*Task instructions*. From the records, pick out and copy each line containing "JSON".

[start]

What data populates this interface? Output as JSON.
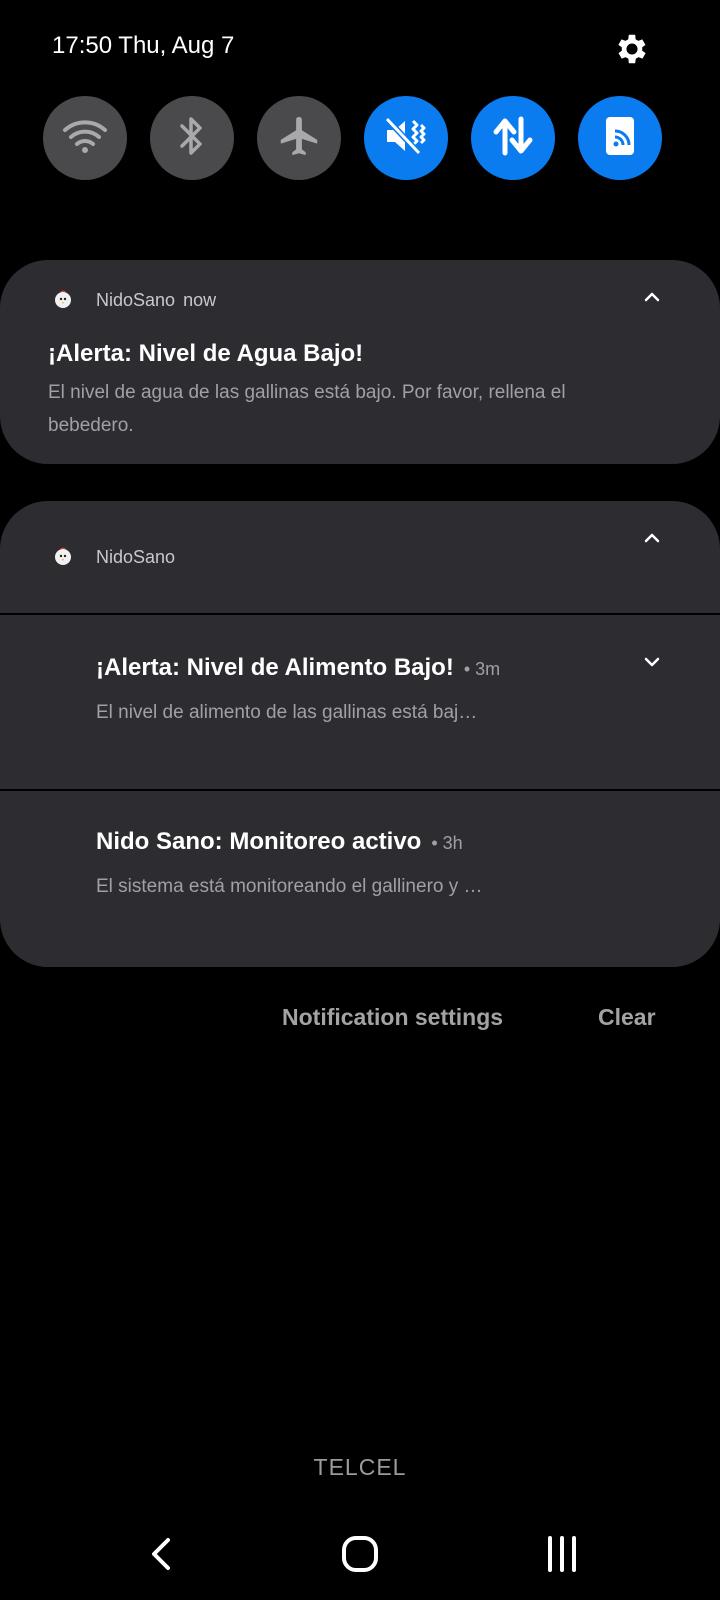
{
  "status_bar": {
    "time_date": "17:50  Thu, Aug 7"
  },
  "quick_settings": [
    {
      "name": "wifi",
      "icon": "wifi-icon",
      "active": false
    },
    {
      "name": "bluetooth",
      "icon": "bluetooth-icon",
      "active": false
    },
    {
      "name": "airplane",
      "icon": "airplane-icon",
      "active": false
    },
    {
      "name": "vibrate-mute",
      "icon": "mute-vibrate-icon",
      "active": true
    },
    {
      "name": "mobile-data",
      "icon": "data-arrows-icon",
      "active": true
    },
    {
      "name": "nfc",
      "icon": "nfc-icon",
      "active": true
    }
  ],
  "notifications": {
    "first": {
      "app": "NidoSano",
      "time": "now",
      "title": "¡Alerta: Nivel de Agua Bajo!",
      "body_line1": "El nivel de agua de las gallinas está bajo. Por favor, rellena el",
      "body_line2": "bebedero."
    },
    "group": {
      "app": "NidoSano",
      "items": [
        {
          "title": "¡Alerta: Nivel de Alimento Bajo!",
          "time": "• 3m",
          "body": "El nivel de alimento de las gallinas está baj…"
        },
        {
          "title": "Nido Sano: Monitoreo activo",
          "time": "• 3h",
          "body": "El sistema está monitoreando el gallinero y …"
        }
      ]
    }
  },
  "footer": {
    "settings_label": "Notification settings",
    "clear_label": "Clear"
  },
  "carrier": "TELCEL",
  "colors": {
    "accent": "#0a7cf0",
    "card": "#2d2d31",
    "inactive_toggle": "#4a4a4c"
  }
}
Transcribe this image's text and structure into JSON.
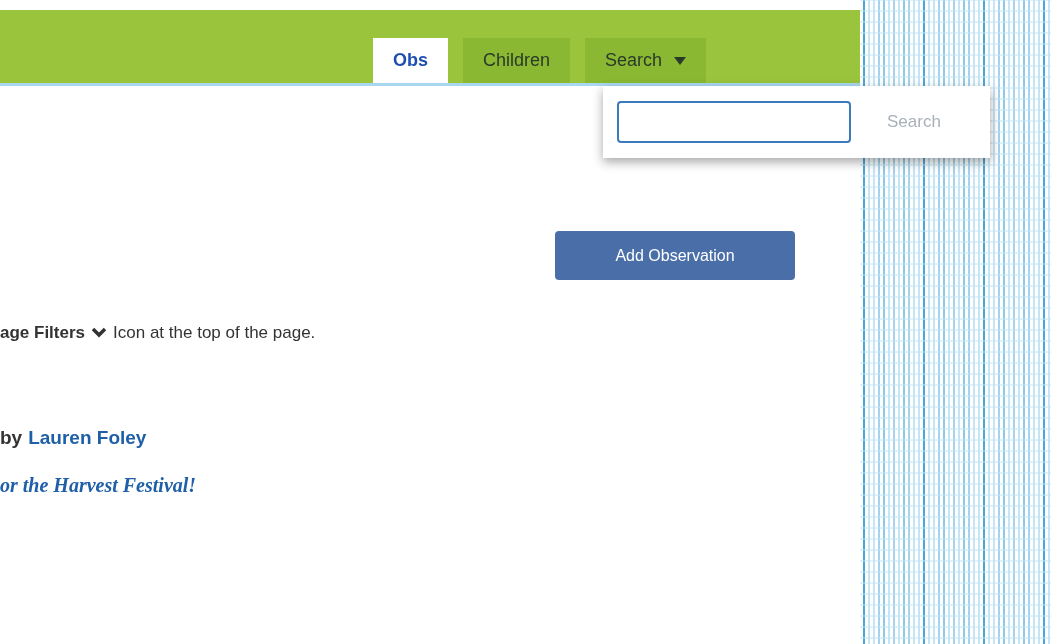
{
  "tabs": [
    {
      "label": "Obs",
      "selected": true,
      "kind": "tab"
    },
    {
      "label": "Children",
      "selected": false,
      "kind": "tab"
    },
    {
      "label": "Search",
      "selected": false,
      "kind": "dropdown"
    }
  ],
  "search_dropdown": {
    "button": "Search"
  },
  "add_button": "Add Observation",
  "hint": {
    "bold_part": "age Filters",
    "rest": "Icon at the top of the page."
  },
  "post": {
    "by": "by",
    "author": "Lauren Foley",
    "caption": "or the Harvest Festival!"
  }
}
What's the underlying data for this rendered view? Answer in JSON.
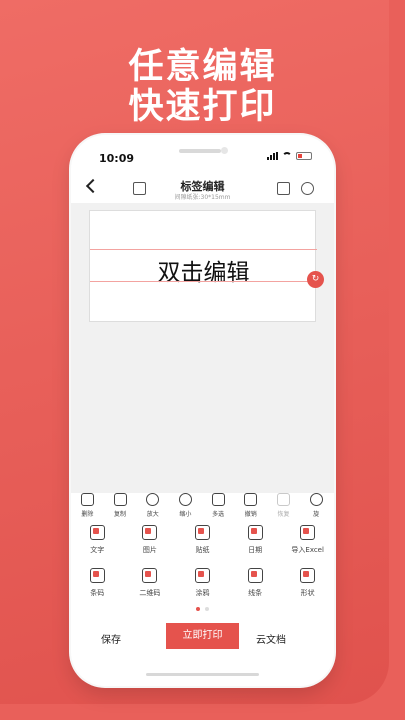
{
  "promo": {
    "headline_line1": "任意编辑",
    "headline_line2": "快速打印"
  },
  "status_bar": {
    "time": "10:09"
  },
  "navbar": {
    "title": "标签编辑",
    "subtitle": "间隙纸张:30*15mm",
    "icons": [
      "back-icon",
      "print-device-icon",
      "image-icon",
      "settings-icon"
    ]
  },
  "canvas": {
    "label_text": "双击编辑",
    "handle_icon": "rotate-icon"
  },
  "toolbar": {
    "items": [
      {
        "label": "删除",
        "icon": "trash-icon"
      },
      {
        "label": "复制",
        "icon": "copy-icon"
      },
      {
        "label": "放大",
        "icon": "zoom-in-icon"
      },
      {
        "label": "缩小",
        "icon": "zoom-out-icon"
      },
      {
        "label": "多选",
        "icon": "multi-select-icon"
      },
      {
        "label": "撤销",
        "icon": "undo-icon"
      },
      {
        "label": "恢复",
        "icon": "redo-icon"
      },
      {
        "label": "旋",
        "icon": "rotate-icon"
      }
    ]
  },
  "insert_grid": {
    "row1": [
      {
        "label": "文字",
        "icon": "text-icon"
      },
      {
        "label": "图片",
        "icon": "picture-icon"
      },
      {
        "label": "贴纸",
        "icon": "sticker-icon"
      },
      {
        "label": "日期",
        "icon": "calendar-icon"
      },
      {
        "label": "导入Excel",
        "icon": "excel-icon"
      }
    ],
    "row2": [
      {
        "label": "条码",
        "icon": "barcode-icon"
      },
      {
        "label": "二维码",
        "icon": "qrcode-icon"
      },
      {
        "label": "涂鸦",
        "icon": "pen-icon"
      },
      {
        "label": "线条",
        "icon": "line-icon"
      },
      {
        "label": "形状",
        "icon": "shape-icon"
      }
    ]
  },
  "pager": {
    "pages": 2,
    "current": 1
  },
  "bottom_bar": {
    "save_label": "保存",
    "print_label": "立即打印",
    "cloud_label": "云文档"
  },
  "colors": {
    "accent": "#e5534d",
    "background": "#e9605a"
  }
}
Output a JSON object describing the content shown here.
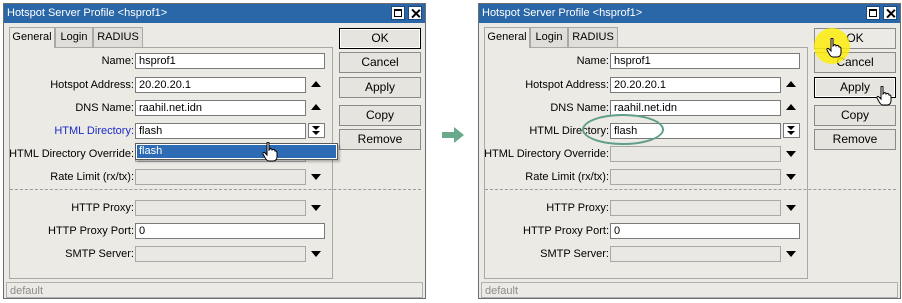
{
  "left_window": {
    "title": "Hotspot Server Profile <hsprof1>",
    "tabs": [
      "General",
      "Login",
      "RADIUS"
    ],
    "fields": {
      "name": {
        "label": "Name:",
        "value": "hsprof1"
      },
      "hotspot_address": {
        "label": "Hotspot Address:",
        "value": "20.20.20.1"
      },
      "dns_name": {
        "label": "DNS Name:",
        "value": "raahil.net.idn"
      },
      "html_directory": {
        "label": "HTML Directory:",
        "value": "flash"
      },
      "html_directory_override": {
        "label": "HTML Directory Override:",
        "value": ""
      },
      "rate_limit": {
        "label": "Rate Limit (rx/tx):",
        "value": ""
      },
      "http_proxy": {
        "label": "HTTP Proxy:",
        "value": ""
      },
      "http_proxy_port": {
        "label": "HTTP Proxy Port:",
        "value": "0"
      },
      "smtp_server": {
        "label": "SMTP Server:",
        "value": ""
      }
    },
    "dropdown_option": "flash",
    "buttons": [
      "OK",
      "Cancel",
      "Apply",
      "Copy",
      "Remove"
    ],
    "status": "default"
  },
  "right_window": {
    "title": "Hotspot Server Profile <hsprof1>",
    "tabs": [
      "General",
      "Login",
      "RADIUS"
    ],
    "fields": {
      "name": {
        "label": "Name:",
        "value": "hsprof1"
      },
      "hotspot_address": {
        "label": "Hotspot Address:",
        "value": "20.20.20.1"
      },
      "dns_name": {
        "label": "DNS Name:",
        "value": "raahil.net.idn"
      },
      "html_directory": {
        "label": "HTML Directory:",
        "value": "flash"
      },
      "html_directory_override": {
        "label": "HTML Directory Override:",
        "value": ""
      },
      "rate_limit": {
        "label": "Rate Limit (rx/tx):",
        "value": ""
      },
      "http_proxy": {
        "label": "HTTP Proxy:",
        "value": ""
      },
      "http_proxy_port": {
        "label": "HTTP Proxy Port:",
        "value": "0"
      },
      "smtp_server": {
        "label": "SMTP Server:",
        "value": ""
      }
    },
    "buttons": [
      "OK",
      "Cancel",
      "Apply",
      "Copy",
      "Remove"
    ],
    "status": "default"
  },
  "icons": {
    "window_maximize": "maximize-icon",
    "window_close": "close-icon",
    "step_arrow": "right-arrow-icon",
    "pointer": "hand-cursor-icon"
  },
  "colors": {
    "titlebar": "#2a67a8",
    "link_label": "#1a2bc7",
    "selection": "#2d6bb5",
    "highlight_ellipse": "#5e9e8a",
    "click_marker": "#ffee00",
    "step_arrow": "#6aa88c"
  }
}
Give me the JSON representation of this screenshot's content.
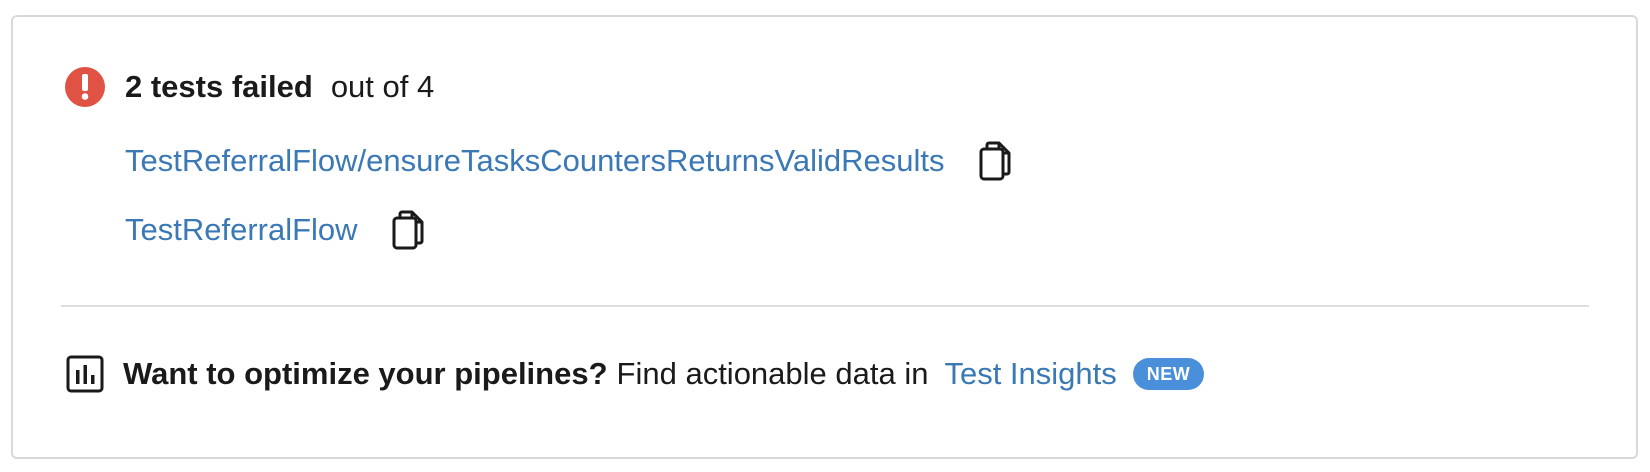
{
  "summary": {
    "failed_text": "2 tests failed",
    "total_text": "out of 4",
    "status_color": "#e05243"
  },
  "failed_tests": [
    {
      "name": "TestReferralFlow/ensureTasksCountersReturnsValidResults",
      "copy_icon": "copy-icon"
    },
    {
      "name": "TestReferralFlow",
      "copy_icon": "copy-icon"
    }
  ],
  "promo": {
    "icon": "bar-chart-icon",
    "headline": "Want to optimize your pipelines?",
    "text": "Find actionable data in",
    "link_label": "Test Insights",
    "badge": "NEW",
    "badge_color": "#4a8fd9",
    "link_color": "#3a78b6"
  }
}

[end]

*Full output*.
What data populates this interface? Output as JSON.
Transcribe this image's text and structure into JSON.
What's the underlying data for this rendered view? Answer in JSON.
Output a JSON object describing the content shown here.
Give me the JSON representation of this screenshot's content.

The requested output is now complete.